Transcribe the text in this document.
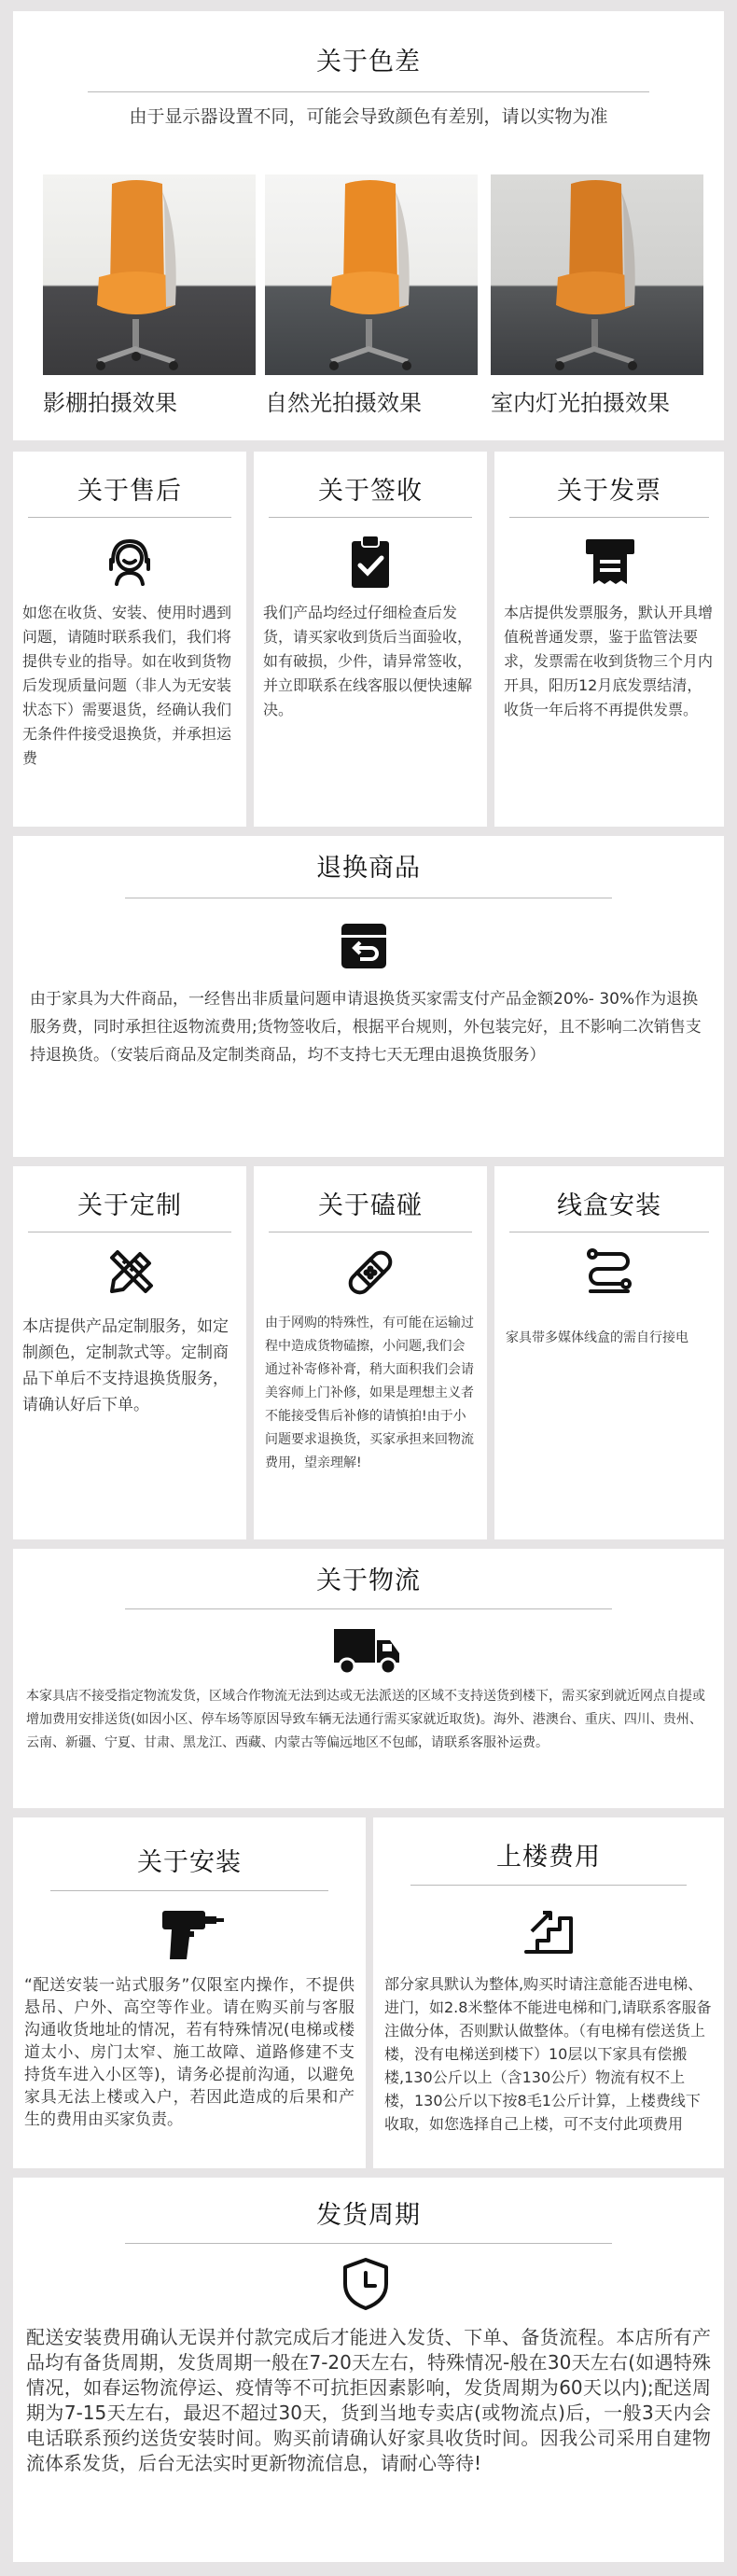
关于色差
由于显示器设置不同，可能会导致颜色有差别，请以实物为准
影棚拍摄效果	自然光拍摄效果	室内灯光拍摄效果
关于售后
如您在收货、安装、使用时遇到问题，请随时联系我们，我们将提供专业的指导。如在收到货物后发现质量问题（非人为无安装状态下）需要退货，经确认我们无条件件接受退换货，并承担运费
关于签收
我们产品均经过仔细检查后发货，请买家收到货后当面验收，如有破损，少件，请异常签收，并立即联系在线客服以便快速解决。
关于发票
本店提供发票服务，默认开具增值税普通发票，鉴于监管法要求，发票需在收到货物三个月内开具，阳历12月底发票结清，收货一年后将不再提供发票。
退换商品
由于家具为大件商品，一经售出非质量问题申请退换货买家需支付产品金额20%- 30%作为退换服务费，同时承担往返物流费用;货物签收后，根据平台规则，外包装完好，且不影响二次销售支持退换货。（安装后商品及定制类商品，均不支持七天无理由退换货服务）
关于定制
本店提供产品定制服务，如定制颜色，定制款式等。定制商品下单后不支持退换货服务，请确认好后下单。
关于磕碰
由于网购的特殊性，有可能在运输过程中造成货物磕擦，小问题,我们会通过补寄修补膏，稍大面积我们会请美容师上门补修，如果是理想主义者不能接受售后补修的请慎拍!由于小问题要求退换货，买家承担来回物流费用，望亲理解!
线盒安装
家具带多媒体线盒的需自行接电
关于物流
本家具店不接受指定物流发货，区域合作物流无法到达或无法派送的区域不支持送货到楼下，需买家到就近网点自提或增加费用安排送货(如因小区、停车场等原因导致车辆无法通行需买家就近取货)。海外、港澳台、重庆、四川、贵州、云南、新疆、宁夏、甘肃、黑龙江、西藏、内蒙古等偏远地区不包邮，请联系客服补运费。
关于安装
“配送安装一站式服务”仅限室内操作，不提供悬吊、户外、高空等作业。请在购买前与客服沟通收货地址的情况，若有特殊情况(电梯或楼道太小、房门太窄、施工故障、道路修建不支持货车进入小区等)，请务必提前沟通，以避免家具无法上楼或入户，若因此造成的后果和产生的费用由买家负责。
上楼费用
部分家具默认为整体,购买时请注意能否进电梯、进门，如2.8米整体不能进电梯和门,请联系客服备注做分体，否则默认做整体。（有电梯有偿送货上楼，没有电梯送到楼下）10层以下家具有偿搬楼,130公斤以上（含130公斤）物流有权不上楼，130公斤以下按8毛1公斤计算，上楼费线下收取，如您选择自己上楼，可不支付此项费用
发货周期
配送安装费用确认无误并付款完成后才能进入发货、下单、备货流程。本店所有产品均有备货周期，发货周期一般在7-20天左右，特殊情况-般在30天左右(如遇特殊情况，如春运物流停运、疫情等不可抗拒因素影响，发货周期为60天以内);配送周期为7-15天左右，最迟不超过30天，货到当地专卖店(或物流点)后，一般3天内会电话联系预约送货安装时间。购买前请确认好家具收货时间。因我公司采用自建物流体系发货，后台无法实时更新物流信息，请耐心等待!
- - - - -
Set exercise: Copy out all the entries exactly. Images stay out of the copy.

Answer to the task:
Transcribe the text in this document.
关于色差
由于显示器设置不同，可能会导致颜色有差别，请以实物为准
影棚拍摄效果	自然光拍摄效果	室内灯光拍摄效果
关于售后
如您在收货、安装、使用时遇到问题，请随时联系我们，我们将提供专业的指导。如在收到货物后发现质量问题（非人为无安装状态下）需要退货，经确认我们无条件件接受退换货，并承担运费
关于签收
我们产品均经过仔细检查后发货，请买家收到货后当面验收，如有破损，少件，请异常签收，并立即联系在线客服以便快速解决。
关于发票
本店提供发票服务，默认开具增值税普通发票，鉴于监管法要求，发票需在收到货物三个月内开具，阳历12月底发票结清，收货一年后将不再提供发票。
退换商品
由于家具为大件商品，一经售出非质量问题申请退换货买家需支付产品金额20%- 30%作为退换服务费，同时承担往返物流费用;货物签收后，根据平台规则，外包装完好，且不影响二次销售支持退换货。（安装后商品及定制类商品，均不支持七天无理由退换货服务）
关于定制
本店提供产品定制服务，如定制颜色，定制款式等。定制商品下单后不支持退换货服务，请确认好后下单。
关于磕碰
由于网购的特殊性，有可能在运输过程中造成货物磕擦，小问题,我们会通过补寄修补膏，稍大面积我们会请美容师上门补修，如果是理想主义者不能接受售后补修的请慎拍!由于小问题要求退换货，买家承担来回物流费用，望亲理解!
线盒安装
家具带多媒体线盒的需自行接电
关于物流
本家具店不接受指定物流发货，区域合作物流无法到达或无法派送的区域不支持送货到楼下，需买家到就近网点自提或增加费用安排送货(如因小区、停车场等原因导致车辆无法通行需买家就近取货)。海外、港澳台、重庆、四川、贵州、云南、新疆、宁夏、甘肃、黑龙江、西藏、内蒙古等偏远地区不包邮，请联系客服补运费。
关于安装
“配送安装一站式服务”仅限室内操作，不提供悬吊、户外、高空等作业。请在购买前与客服沟通收货地址的情况，若有特殊情况(电梯或楼道太小、房门太窄、施工故障、道路修建不支持货车进入小区等)，请务必提前沟通，以避免家具无法上楼或入户，若因此造成的后果和产生的费用由买家负责。
上楼费用
部分家具默认为整体,购买时请注意能否进电梯、进门，如2.8米整体不能进电梯和门,请联系客服备注做分体，否则默认做整体。（有电梯有偿送货上楼，没有电梯送到楼下）10层以下家具有偿搬楼,130公斤以上（含130公斤）物流有权不上楼，130公斤以下按8毛1公斤计算，上楼费线下收取，如您选择自己上楼，可不支付此项费用
发货周期
配送安装费用确认无误并付款完成后才能进入发货、下单、备货流程。本店所有产品均有备货周期，发货周期一般在7-20天左右，特殊情况-般在30天左右(如遇特殊情况，如春运物流停运、疫情等不可抗拒因素影响，发货周期为60天以内);配送周期为7-15天左右，最迟不超过30天，货到当地专卖店(或物流点)后，一般3天内会电话联系预约送货安装时间。购买前请确认好家具收货时间。因我公司采用自建物流体系发货，后台无法实时更新物流信息，请耐心等待!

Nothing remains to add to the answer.